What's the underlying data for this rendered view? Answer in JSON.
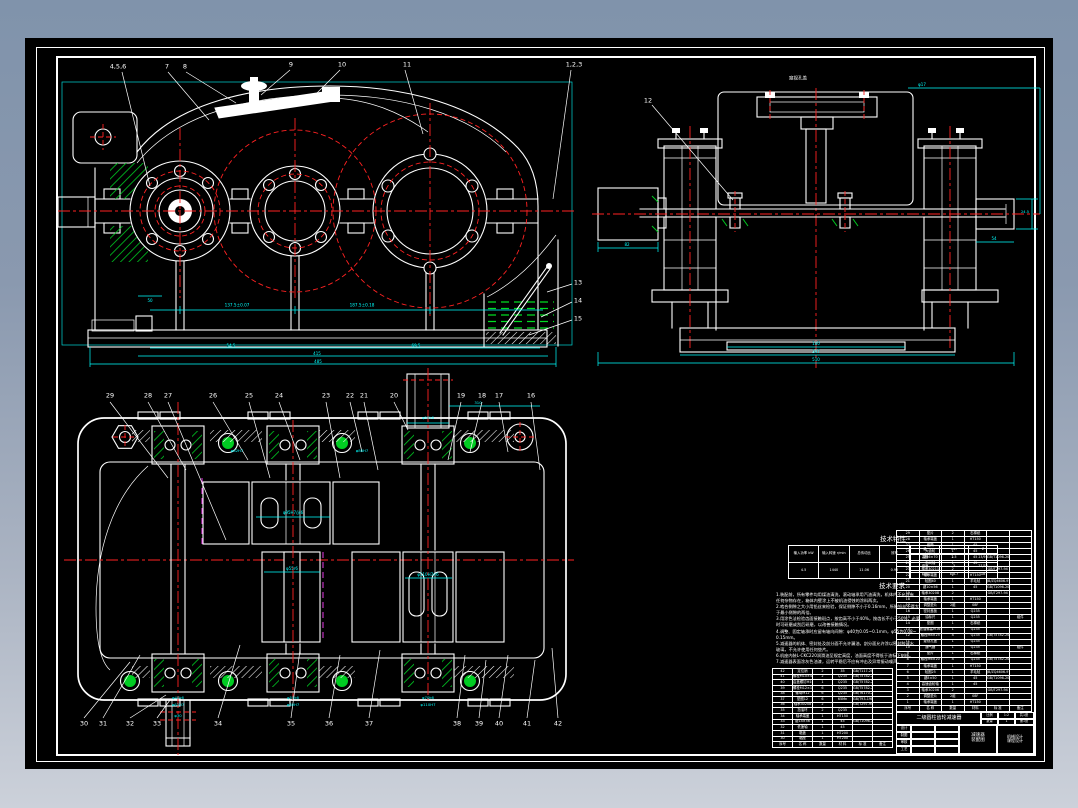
{
  "drawing": {
    "colors": {
      "background_top": "#8093ab",
      "background_bottom": "#ccd1da",
      "sheet": "#000000",
      "outline": "#ffffff",
      "centerline": "#ff2222",
      "dimension": "#00ffff",
      "hatch": "#00cc22",
      "phantom": "#ff44ff"
    },
    "views": [
      "front-view",
      "side-view",
      "top-section-view"
    ]
  },
  "labels": [
    {
      "name": "callout-4-5-6",
      "x": 118,
      "y": 67,
      "t": "4,5,6",
      "c": "w"
    },
    {
      "name": "callout-7",
      "x": 167,
      "y": 67,
      "t": "7",
      "c": "w"
    },
    {
      "name": "callout-8",
      "x": 185,
      "y": 67,
      "t": "8",
      "c": "w"
    },
    {
      "name": "callout-9",
      "x": 291,
      "y": 65,
      "t": "9",
      "c": "w"
    },
    {
      "name": "callout-10",
      "x": 342,
      "y": 65,
      "t": "10",
      "c": "w"
    },
    {
      "name": "callout-11",
      "x": 407,
      "y": 65,
      "t": "11",
      "c": "w"
    },
    {
      "name": "callout-1-2-3",
      "x": 574,
      "y": 65,
      "t": "1,2,3",
      "c": "w"
    },
    {
      "name": "callout-12",
      "x": 648,
      "y": 101,
      "t": "12",
      "c": "w"
    },
    {
      "name": "callout-13",
      "x": 578,
      "y": 283,
      "t": "13",
      "c": "w"
    },
    {
      "name": "callout-14",
      "x": 578,
      "y": 301,
      "t": "14",
      "c": "w"
    },
    {
      "name": "callout-15",
      "x": 578,
      "y": 319,
      "t": "15",
      "c": "w"
    },
    {
      "name": "callout-29",
      "x": 110,
      "y": 396,
      "t": "29",
      "c": "w"
    },
    {
      "name": "callout-28",
      "x": 148,
      "y": 396,
      "t": "28",
      "c": "w"
    },
    {
      "name": "callout-27",
      "x": 168,
      "y": 396,
      "t": "27",
      "c": "w"
    },
    {
      "name": "callout-26",
      "x": 213,
      "y": 396,
      "t": "26",
      "c": "w"
    },
    {
      "name": "callout-25",
      "x": 249,
      "y": 396,
      "t": "25",
      "c": "w"
    },
    {
      "name": "callout-24",
      "x": 279,
      "y": 396,
      "t": "24",
      "c": "w"
    },
    {
      "name": "callout-23",
      "x": 326,
      "y": 396,
      "t": "23",
      "c": "w"
    },
    {
      "name": "callout-22",
      "x": 350,
      "y": 396,
      "t": "22",
      "c": "w"
    },
    {
      "name": "callout-21",
      "x": 364,
      "y": 396,
      "t": "21",
      "c": "w"
    },
    {
      "name": "callout-20",
      "x": 394,
      "y": 396,
      "t": "20",
      "c": "w"
    },
    {
      "name": "callout-19",
      "x": 461,
      "y": 396,
      "t": "19",
      "c": "w"
    },
    {
      "name": "callout-18",
      "x": 482,
      "y": 396,
      "t": "18",
      "c": "w"
    },
    {
      "name": "callout-17",
      "x": 499,
      "y": 396,
      "t": "17",
      "c": "w"
    },
    {
      "name": "callout-16",
      "x": 531,
      "y": 396,
      "t": "16",
      "c": "w"
    },
    {
      "name": "callout-30",
      "x": 84,
      "y": 724,
      "t": "30",
      "c": "w"
    },
    {
      "name": "callout-31",
      "x": 103,
      "y": 724,
      "t": "31",
      "c": "w"
    },
    {
      "name": "callout-32",
      "x": 130,
      "y": 724,
      "t": "32",
      "c": "w"
    },
    {
      "name": "callout-33",
      "x": 157,
      "y": 724,
      "t": "33",
      "c": "w"
    },
    {
      "name": "callout-34",
      "x": 218,
      "y": 724,
      "t": "34",
      "c": "w"
    },
    {
      "name": "callout-35",
      "x": 291,
      "y": 724,
      "t": "35",
      "c": "w"
    },
    {
      "name": "callout-36",
      "x": 329,
      "y": 724,
      "t": "36",
      "c": "w"
    },
    {
      "name": "callout-37",
      "x": 369,
      "y": 724,
      "t": "37",
      "c": "w"
    },
    {
      "name": "callout-38",
      "x": 457,
      "y": 724,
      "t": "38",
      "c": "w"
    },
    {
      "name": "callout-39",
      "x": 479,
      "y": 724,
      "t": "39",
      "c": "w"
    },
    {
      "name": "callout-40",
      "x": 499,
      "y": 724,
      "t": "40",
      "c": "w"
    },
    {
      "name": "callout-41",
      "x": 527,
      "y": 724,
      "t": "41",
      "c": "w"
    },
    {
      "name": "callout-42",
      "x": 558,
      "y": 724,
      "t": "42",
      "c": "w"
    },
    {
      "name": "dim-center-distance-1",
      "x": 237,
      "y": 306,
      "t": "137.5±0.07",
      "c": "c",
      "fs": 4.2
    },
    {
      "name": "dim-center-distance-2",
      "x": 362,
      "y": 306,
      "t": "187.5±0.18",
      "c": "c",
      "fs": 4.2
    },
    {
      "name": "dim-50",
      "x": 150,
      "y": 301,
      "t": "50",
      "c": "c",
      "fs": 4
    },
    {
      "name": "dim-54-5",
      "x": 231,
      "y": 346,
      "t": "54.5",
      "c": "c",
      "fs": 4
    },
    {
      "name": "dim-69-5",
      "x": 416,
      "y": 346,
      "t": "69.5",
      "c": "c",
      "fs": 4
    },
    {
      "name": "dim-415",
      "x": 317,
      "y": 354,
      "t": "415",
      "c": "c",
      "fs": 4
    },
    {
      "name": "dim-485",
      "x": 318,
      "y": 362,
      "t": "485",
      "c": "c",
      "fs": 4
    },
    {
      "name": "side-view-note",
      "x": 798,
      "y": 80,
      "t": "窥视孔盖",
      "c": "w",
      "fs": 4.5
    },
    {
      "name": "dim-phi17",
      "x": 922,
      "y": 85,
      "t": "φ17",
      "c": "c",
      "fs": 4
    },
    {
      "name": "dim-82",
      "x": 627,
      "y": 245,
      "t": "82",
      "c": "c",
      "fs": 4
    },
    {
      "name": "dim-54",
      "x": 994,
      "y": 239,
      "t": "54",
      "c": "c",
      "fs": 4
    },
    {
      "name": "dim-24-5",
      "x": 1025,
      "y": 213,
      "t": "24.5",
      "c": "c",
      "fs": 3.6
    },
    {
      "name": "dim-180",
      "x": 816,
      "y": 344,
      "t": "180",
      "c": "c",
      "fs": 4
    },
    {
      "name": "dim-347",
      "x": 816,
      "y": 352,
      "t": "347",
      "c": "c",
      "fs": 4
    },
    {
      "name": "dim-510",
      "x": 816,
      "y": 360,
      "t": "510",
      "c": "c",
      "fs": 4
    },
    {
      "name": "dim-bore-upper",
      "x": 293,
      "y": 513,
      "t": "φ95H7/js6",
      "c": "c",
      "fs": 4
    },
    {
      "name": "dim-bore-pinion",
      "x": 292,
      "y": 569,
      "t": "φ55r6",
      "c": "c",
      "fs": 4
    },
    {
      "name": "dim-bore-gear",
      "x": 428,
      "y": 575,
      "t": "φ110H7/r6",
      "c": "c",
      "fs": 4
    },
    {
      "name": "dim-brg-1a",
      "x": 178,
      "y": 698,
      "t": "φ40k6",
      "c": "c",
      "fs": 3.8
    },
    {
      "name": "dim-brg-1b",
      "x": 178,
      "y": 705,
      "t": "φ62H7",
      "c": "c",
      "fs": 3.8
    },
    {
      "name": "dim-brg-2a",
      "x": 293,
      "y": 698,
      "t": "φ55k6",
      "c": "c",
      "fs": 3.8
    },
    {
      "name": "dim-brg-2b",
      "x": 293,
      "y": 705,
      "t": "φ80H7",
      "c": "c",
      "fs": 3.8
    },
    {
      "name": "dim-brg-3a",
      "x": 428,
      "y": 698,
      "t": "φ70k6",
      "c": "c",
      "fs": 3.8
    },
    {
      "name": "dim-brg-3b",
      "x": 428,
      "y": 705,
      "t": "φ110H7",
      "c": "c",
      "fs": 3.8
    },
    {
      "name": "dim-stub-top",
      "x": 428,
      "y": 418,
      "t": "φ55k6",
      "c": "c",
      "fs": 3.8
    },
    {
      "name": "dim-310",
      "x": 478,
      "y": 403,
      "t": "310",
      "c": "c",
      "fs": 3.8
    },
    {
      "name": "dim-stub-bottom",
      "x": 178,
      "y": 716,
      "t": "φ30",
      "c": "c",
      "fs": 3.8
    },
    {
      "name": "dim-wall-1",
      "x": 237,
      "y": 451,
      "t": "φ62H7",
      "c": "c",
      "fs": 3.8
    },
    {
      "name": "dim-wall-2",
      "x": 362,
      "y": 451,
      "t": "φ80H7",
      "c": "c",
      "fs": 3.8
    }
  ],
  "tech_table": {
    "title": "技术特性",
    "left_headers": [
      "输入功率 kW",
      "输入转速 r/min",
      "总传动比",
      "效率"
    ],
    "left_values": [
      "4.5",
      "1440",
      "11.06",
      "0.96"
    ],
    "right_rows": [
      [
        "级",
        "mn",
        "Z"
      ],
      [
        "高速",
        "2.5",
        "23/91"
      ],
      [
        "低速",
        "3",
        "27/76"
      ],
      [
        "精度",
        "8-8-7",
        "GB"
      ]
    ]
  },
  "tech_notes": {
    "title": "技术要求",
    "lines": [
      "1.装配前，所有零件均用煤油清洗，滚动轴承用汽油清洗，机体内不允许有",
      "  任何杂物存在，箱体内壁涂上不被机油侵蚀的涂料两次。",
      "2.啮合侧隙之大小用铅丝来检验，保证侧隙不小于0.16mm，所装铅丝不得大",
      "  于最小侧隙的两倍。",
      "3.用涂色法检验齿面接触斑点，按齿高不小于40%，按齿长不小于50%，必要",
      "  时可研磨或刮后研磨，以改善接触情况。",
      "4.调整、固定轴承时应留有轴向间隙：φ40为0.05~0.1mm，φ55为0.08~",
      "  0.15mm。",
      "5.减速器的机体、密封处及剖分面不允许漏油，剖分面允许涂以密封胶或水",
      "  玻璃，不允许使用任何垫片。",
      "6.机座内装L-CKC220润滑油至规定高度，油面高度不得低于油标下刻线。",
      "7.减速器表面涂灰色油漆，运转平稳后不应有冲击及异常振动噪声。"
    ]
  },
  "parts_left": {
    "headers": [
      "序号",
      "名 称",
      "数量",
      "材 料",
      "标 准",
      "备注"
    ],
    "rows": [
      [
        "42",
        "定位销",
        "2",
        "35",
        "GB/T117-2000",
        ""
      ],
      [
        "41",
        "螺栓M10×40",
        "2",
        "Q235",
        "GB/T5782-2000",
        ""
      ],
      [
        "40",
        "启盖螺钉M10×30",
        "1",
        "Q235",
        "GB/T5782-2000",
        ""
      ],
      [
        "39",
        "螺栓M12×120",
        "6",
        "Q235",
        "GB/T5782-2000",
        ""
      ],
      [
        "38",
        "螺母M12",
        "6",
        "Q235",
        "GB/T6170-2000",
        ""
      ],
      [
        "37",
        "垫圈12",
        "6",
        "65Mn",
        "GB/T93-1987",
        ""
      ],
      [
        "36",
        "轴承30208",
        "2",
        "",
        "GB/T297-94",
        ""
      ],
      [
        "35",
        "挡油环",
        "2",
        "Q235",
        "",
        ""
      ],
      [
        "34",
        "轴承端盖",
        "1",
        "HT150",
        "",
        ""
      ],
      [
        "33",
        "键14×56",
        "1",
        "45",
        "GB/T1096-2003",
        ""
      ],
      [
        "32",
        "低速轴",
        "1",
        "45",
        "",
        ""
      ],
      [
        "31",
        "箱盖",
        "1",
        "HT200",
        "",
        ""
      ],
      [
        "30",
        "箱座",
        "1",
        "HT200",
        "",
        ""
      ]
    ]
  },
  "parts_right": {
    "headers": [
      "序号",
      "名 称",
      "数量",
      "材料",
      "标 准",
      "备注"
    ],
    "rows": [
      [
        "29",
        "垫片",
        "2",
        "石棉纸",
        "",
        ""
      ],
      [
        "28",
        "轴承端盖",
        "1",
        "HT150",
        "",
        ""
      ],
      [
        "27",
        "套筒",
        "1",
        "45",
        "",
        ""
      ],
      [
        "26",
        "大齿轮",
        "1",
        "45",
        "",
        ""
      ],
      [
        "25",
        "键16×70",
        "1",
        "45",
        "GB/T1096-2003",
        ""
      ],
      [
        "24",
        "中间轴",
        "1",
        "45",
        "",
        ""
      ],
      [
        "23",
        "轴承30211",
        "2",
        "",
        "GB/T297-94",
        ""
      ],
      [
        "22",
        "轴承端盖",
        "1",
        "HT150",
        "",
        ""
      ],
      [
        "21",
        "毡圈40",
        "1",
        "羊毛毡",
        "JB/ZQ4606-97",
        ""
      ],
      [
        "20",
        "键10×56",
        "1",
        "45",
        "GB/T1096-2003",
        ""
      ],
      [
        "19",
        "轴承30208",
        "2",
        "",
        "GB/T297-94",
        ""
      ],
      [
        "18",
        "轴承端盖",
        "1",
        "HT150",
        "",
        ""
      ],
      [
        "17",
        "调整垫片",
        "2组",
        "08F",
        "",
        ""
      ],
      [
        "16",
        "密封盖板",
        "1",
        "Q235",
        "",
        ""
      ],
      [
        "15",
        "油标尺",
        "1",
        "Q235",
        "",
        "组件"
      ],
      [
        "14",
        "垫圈",
        "1",
        "石棉纸",
        "",
        ""
      ],
      [
        "13",
        "放油螺塞M16×1.5",
        "1",
        "Q235",
        "",
        ""
      ],
      [
        "12",
        "螺栓M8×25",
        "4",
        "Q235",
        "GB/T5782-2000",
        ""
      ],
      [
        "11",
        "窥视孔盖",
        "1",
        "Q235",
        "",
        ""
      ],
      [
        "10",
        "通气器",
        "1",
        "Q235",
        "",
        "组件"
      ],
      [
        "9",
        "垫片",
        "1",
        "石棉纸",
        "",
        ""
      ],
      [
        "8",
        "螺栓M6×20",
        "4",
        "Q235",
        "GB/T5782-2000",
        ""
      ],
      [
        "7",
        "轴承端盖",
        "1",
        "HT150",
        "",
        ""
      ],
      [
        "6",
        "毡圈25",
        "1",
        "羊毛毡",
        "JB/ZQ4606-97",
        ""
      ],
      [
        "5",
        "键8×50",
        "1",
        "45",
        "GB/T1096-2003",
        ""
      ],
      [
        "4",
        "高速齿轮轴",
        "1",
        "45",
        "",
        ""
      ],
      [
        "3",
        "轴承30206",
        "2",
        "",
        "GB/T297-94",
        ""
      ],
      [
        "2",
        "调整垫片",
        "2组",
        "08F",
        "",
        ""
      ],
      [
        "1",
        "轴承端盖",
        "1",
        "HT150",
        "",
        ""
      ]
    ]
  },
  "title_block": {
    "name": "二级圆柱齿轮减速器",
    "scale_label": "比例",
    "scale": "1:2",
    "qty_label": "数量",
    "qty": "1",
    "sheets_total": "共1张",
    "sheets_no": "第1张",
    "sign_rows": [
      "设计",
      "制图",
      "审核",
      "工艺"
    ],
    "doc_line1": "减速器",
    "doc_line2": "装配图",
    "org_line1": "机械设计",
    "org_line2": "课程设计"
  }
}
+ + + +
Instructions for the task = Collect the lines of the data that carry the word "distance".

Exercise response =
      "name": "dim-center-distance-1",
      "name": "dim-center-distance-2",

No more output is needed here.